## Your task:
Pull out every line from the line containing "Read this page and output its text content." through the end of the material, both ends included, and reproduce it exactly. Keep pictures out.

━━━━

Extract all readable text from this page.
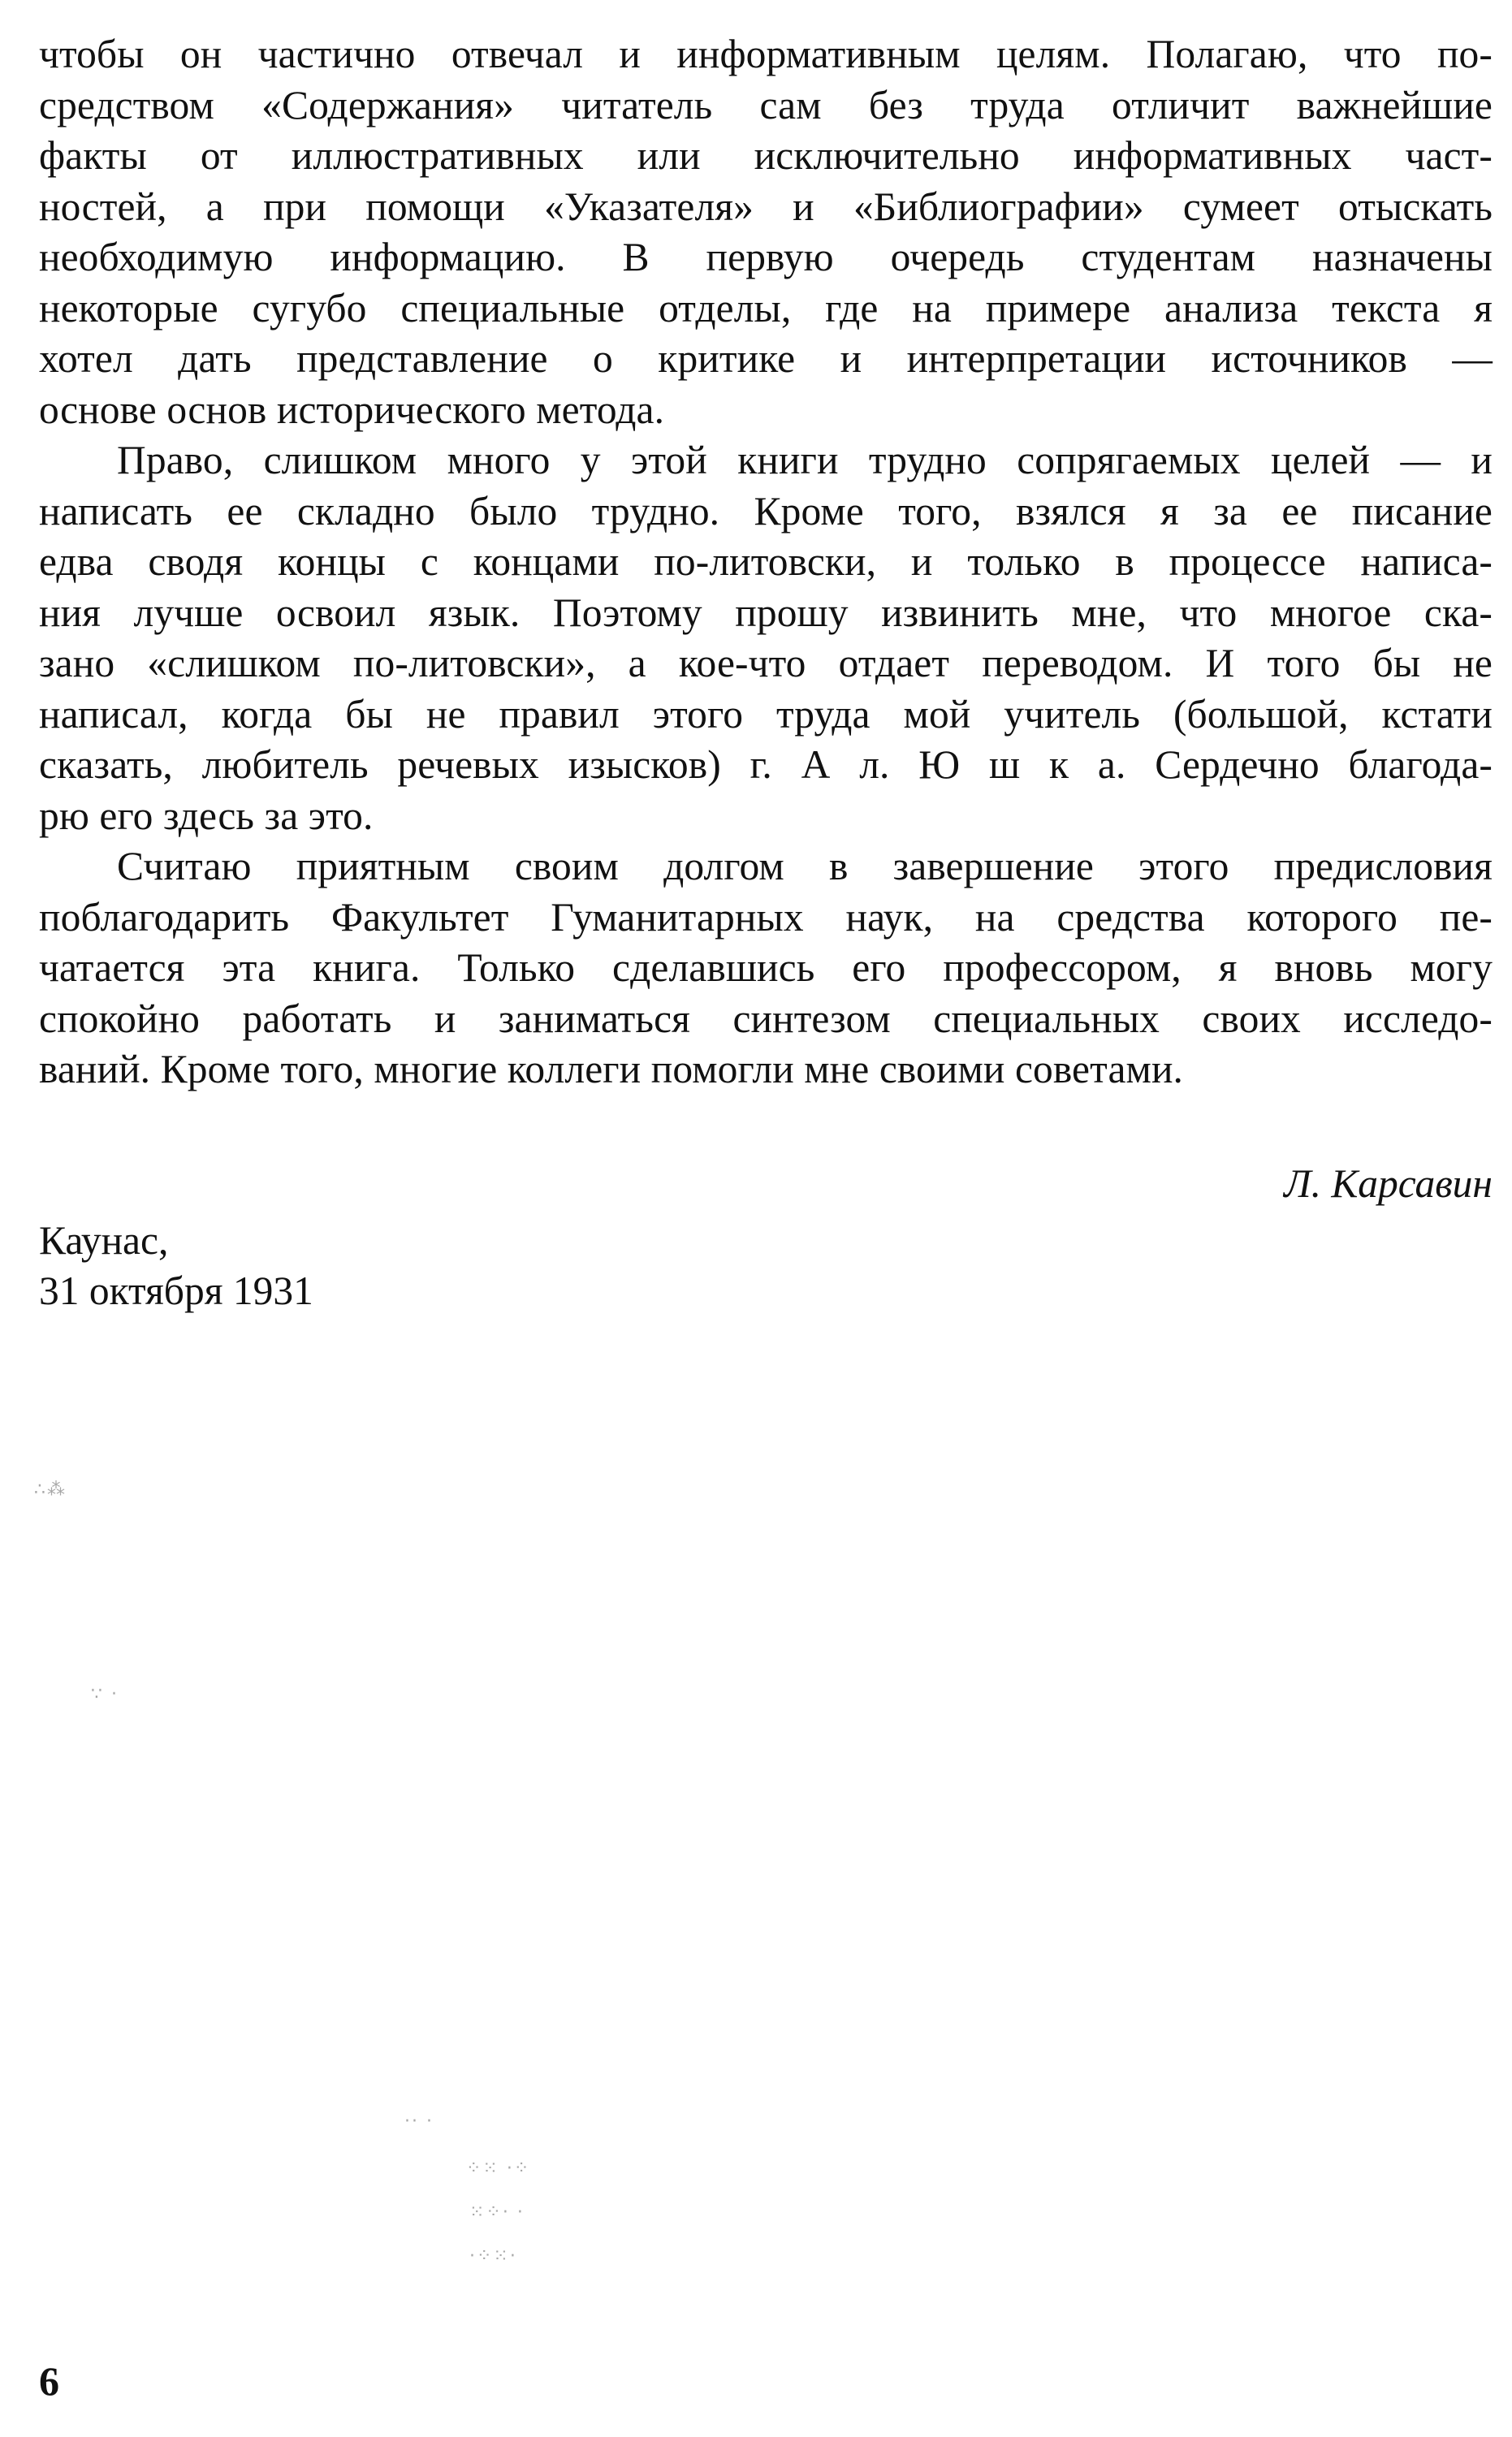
чтобы он частично отвечал и информативным целям. Полагаю, что по-
средством «Содержания» читатель сам без труда отличит важнейшие
факты от иллюстративных или исключительно информативных част-
ностей, а при помощи «Указателя» и «Библиографии» сумеет отыскать
необходимую информацию. В первую очередь студентам назначены
некоторые сугубо специальные отделы, где на примере анализа текста я
хотел дать представление о критике и интерпретации источников —
основе основ исторического метода.

Право, слишком много у этой книги трудно сопрягаемых целей — и
написать ее складно было трудно. Кроме того, взялся я за ее писание
едва сводя концы с концами по-литовски, и только в процессе написа-
ния лучше освоил язык. Поэтому прошу извинить мне, что многое ска-
зано «слишком по-литовски», а кое-что отдает переводом. И того бы не
написал, когда бы не правил этого труда мой учитель (большой, кстати
сказать, любитель речевых изысков) г. А л. Ю ш к а. Сердечно благода-
рю его здесь за это.

Считаю приятным своим долгом в завершение этого предисловия
поблагодарить Факультет Гуманитарных наук, на средства которого пе-
чатается эта книга. Только сделавшись его профессором, я вновь могу
спокойно работать и заниматься синтезом специальных своих исследо-
ваний. Кроме того, многие коллеги помогли мне своими советами.

Л. Карсавин

Каунас,
31 октября 1931
∴⁂
∵ ·
·· ·
⁘⁙ ·⁘
⁙⁘· ·
·⁘⁙·

6
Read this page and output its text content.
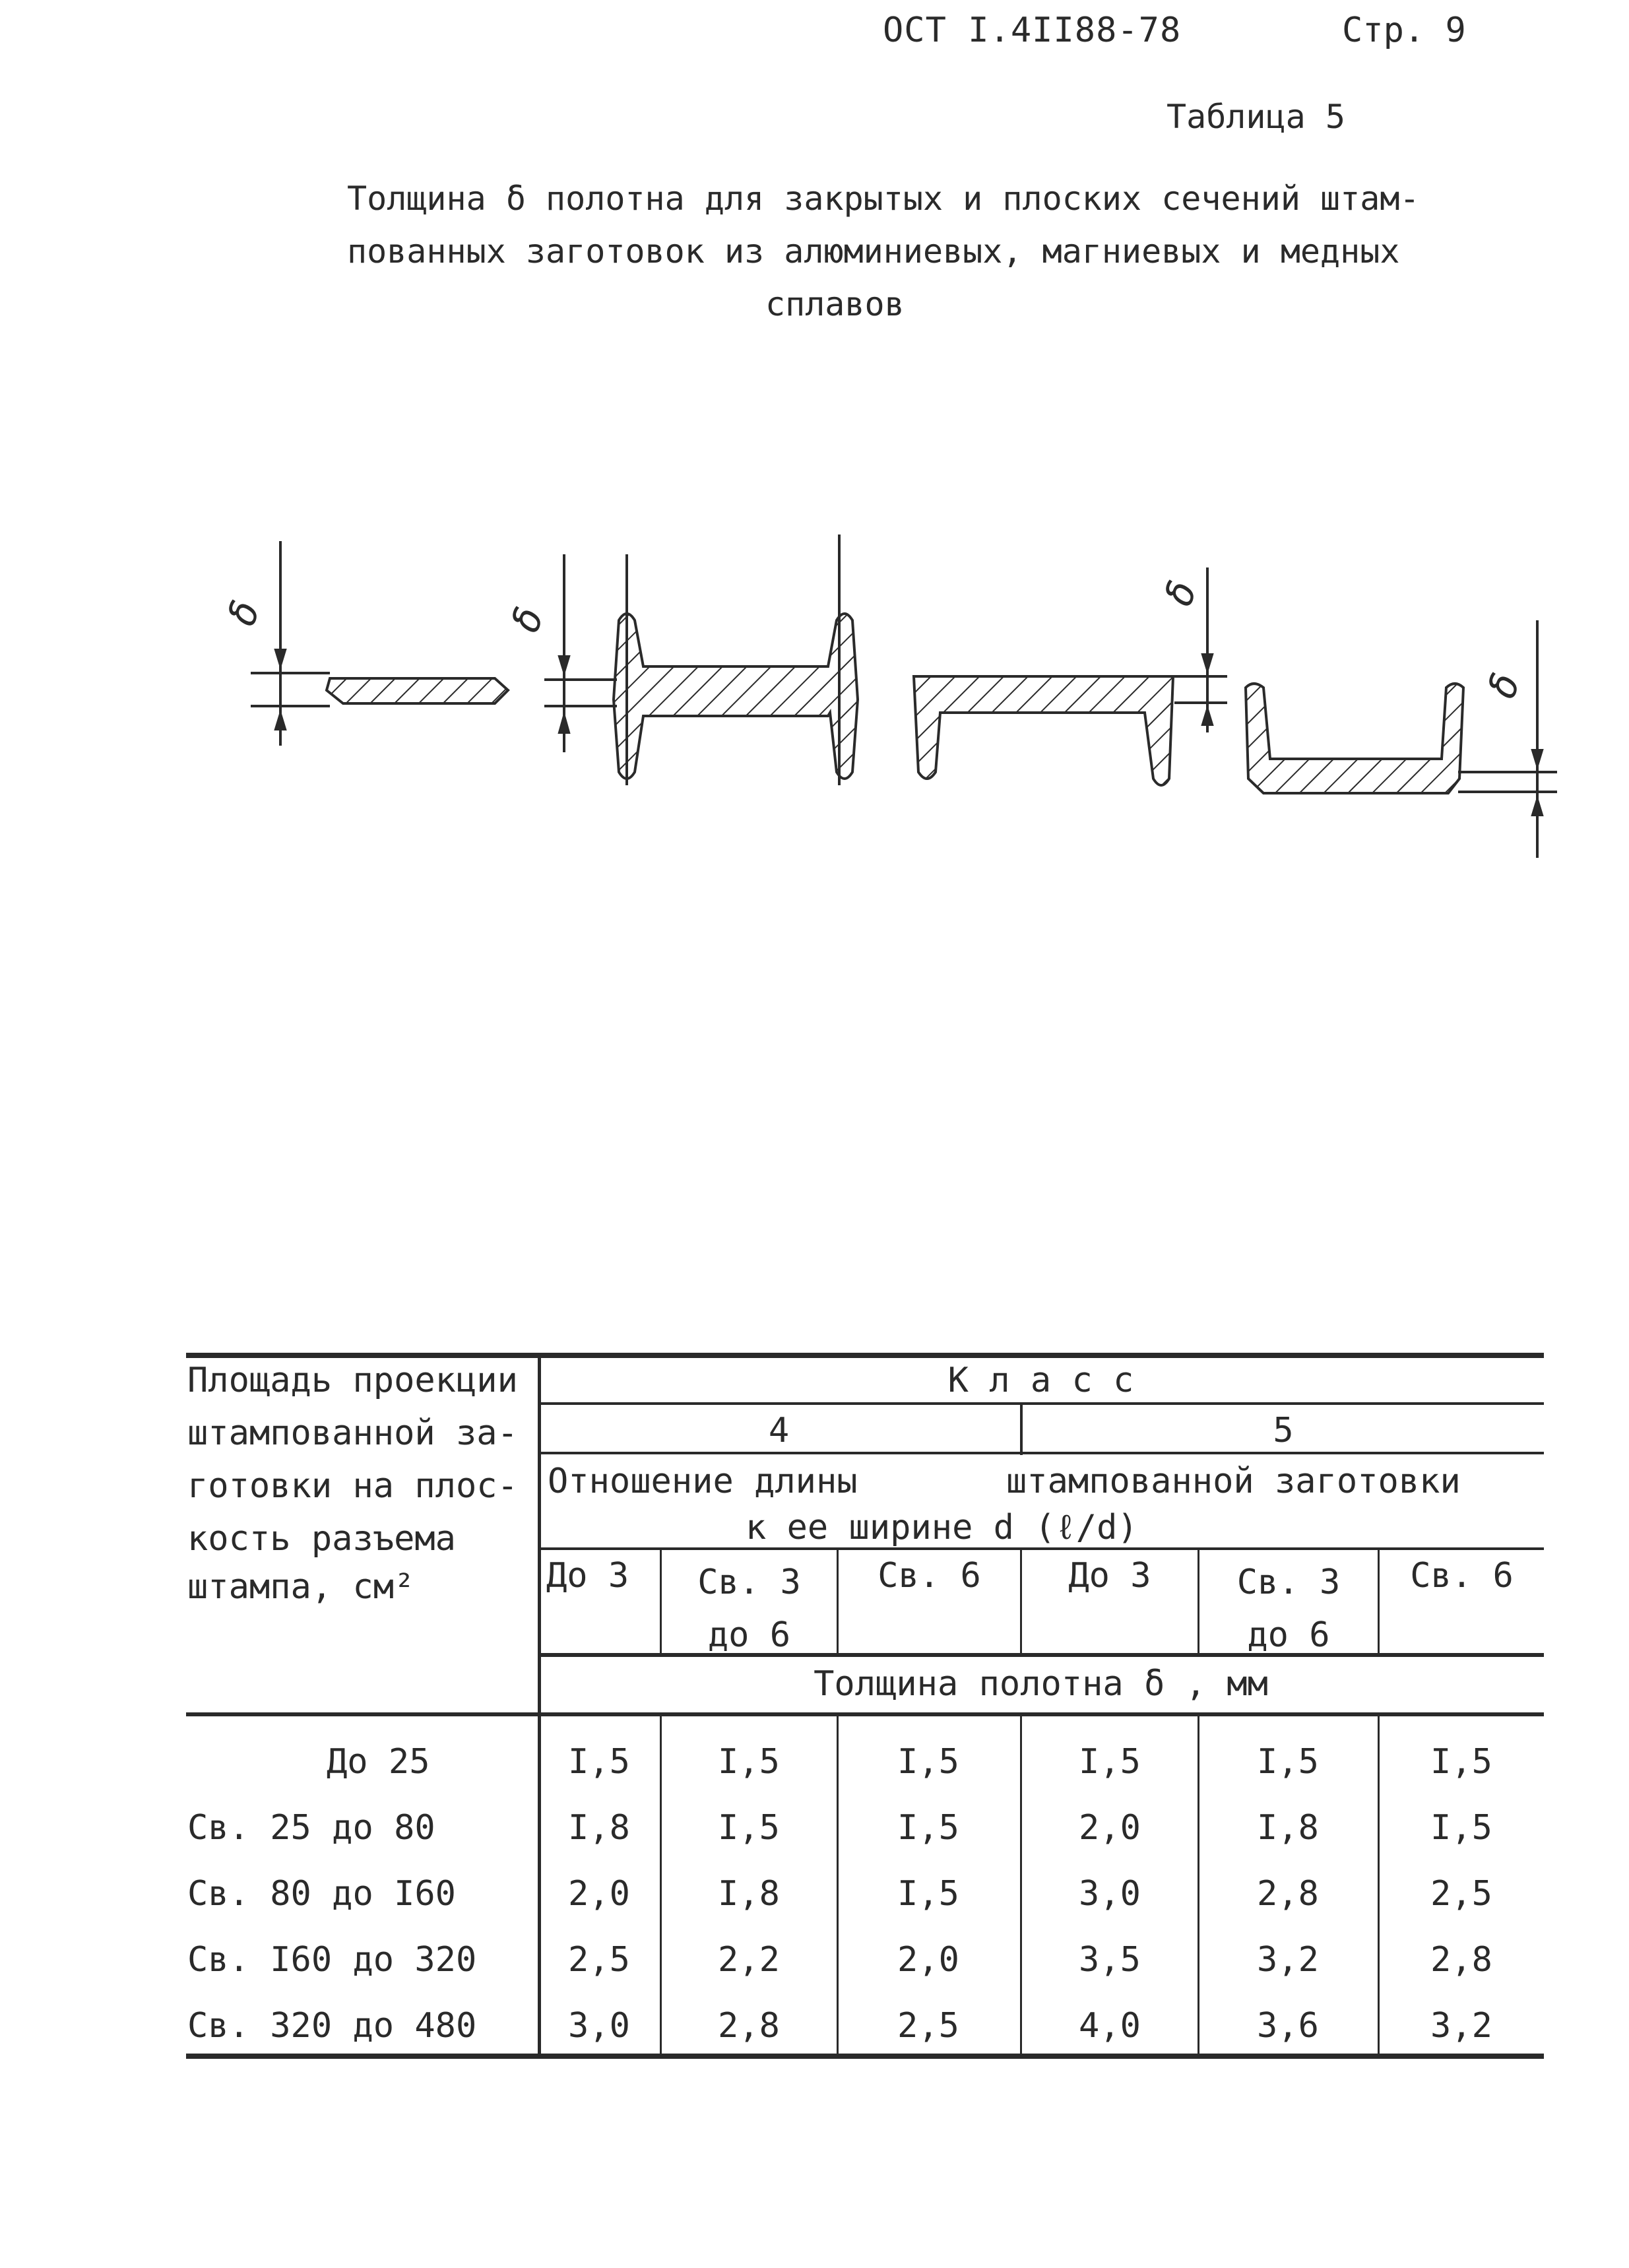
ОСТ I.4II88-78	Стр. 9
Таблица 5
Толщина δ полотна для закрытых и плоских сечений штам-
пованных заготовок из алюминиевых, магниевых и медных
сплавов
δ	δ
δ
δ
Площадь проекции
штампованной за-
готовки на плос-
кость разъема
штампа, см²
К л а с с
4	5
Отношение длины	штампованной заготовки
к ее ширине d (ℓ/d)
До 3	Св. 3
до 6
Св. 6	До 3	Св. 3
до 6
Св. 6
Толщина полотна δ , мм
До 25	I,5	I,5	I,5	I,5	I,5	I,5
Св. 25 до 80	I,8	I,5	I,5	2,0	I,8	I,5
Св. 80 до I60	2,0	I,8	I,5	3,0	2,8	2,5
Св. I60 до 320	2,5	2,2	2,0	3,5	3,2	2,8
Св. 320 до 480	3,0	2,8	2,5	4,0	3,6	3,2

━━━━

## Task answer:
Read this page and output its text content.
ОСТ I.4II88-78	Стр. 9
Таблица 5
Толщина δ полотна для закрытых и плоских сечений штам-
пованных заготовок из алюминиевых, магниевых и медных
сплавов
δ	δ
δ
δ
Площадь проекции
штампованной за-
готовки на плос-
кость разъема
штампа, см²
К л а с с
4	5
Отношение длины	штампованной заготовки
к ее ширине d (ℓ/d)
До 3	Св. 3
до 6
Св. 6	До 3	Св. 3
до 6
Св. 6
Толщина полотна δ , мм
До 25	I,5	I,5	I,5	I,5	I,5	I,5
Св. 25 до 80	I,8	I,5	I,5	2,0	I,8	I,5
Св. 80 до I60	2,0	I,8	I,5	3,0	2,8	2,5
Св. I60 до 320	2,5	2,2	2,0	3,5	3,2	2,8
Св. 320 до 480	3,0	2,8	2,5	4,0	3,6	3,2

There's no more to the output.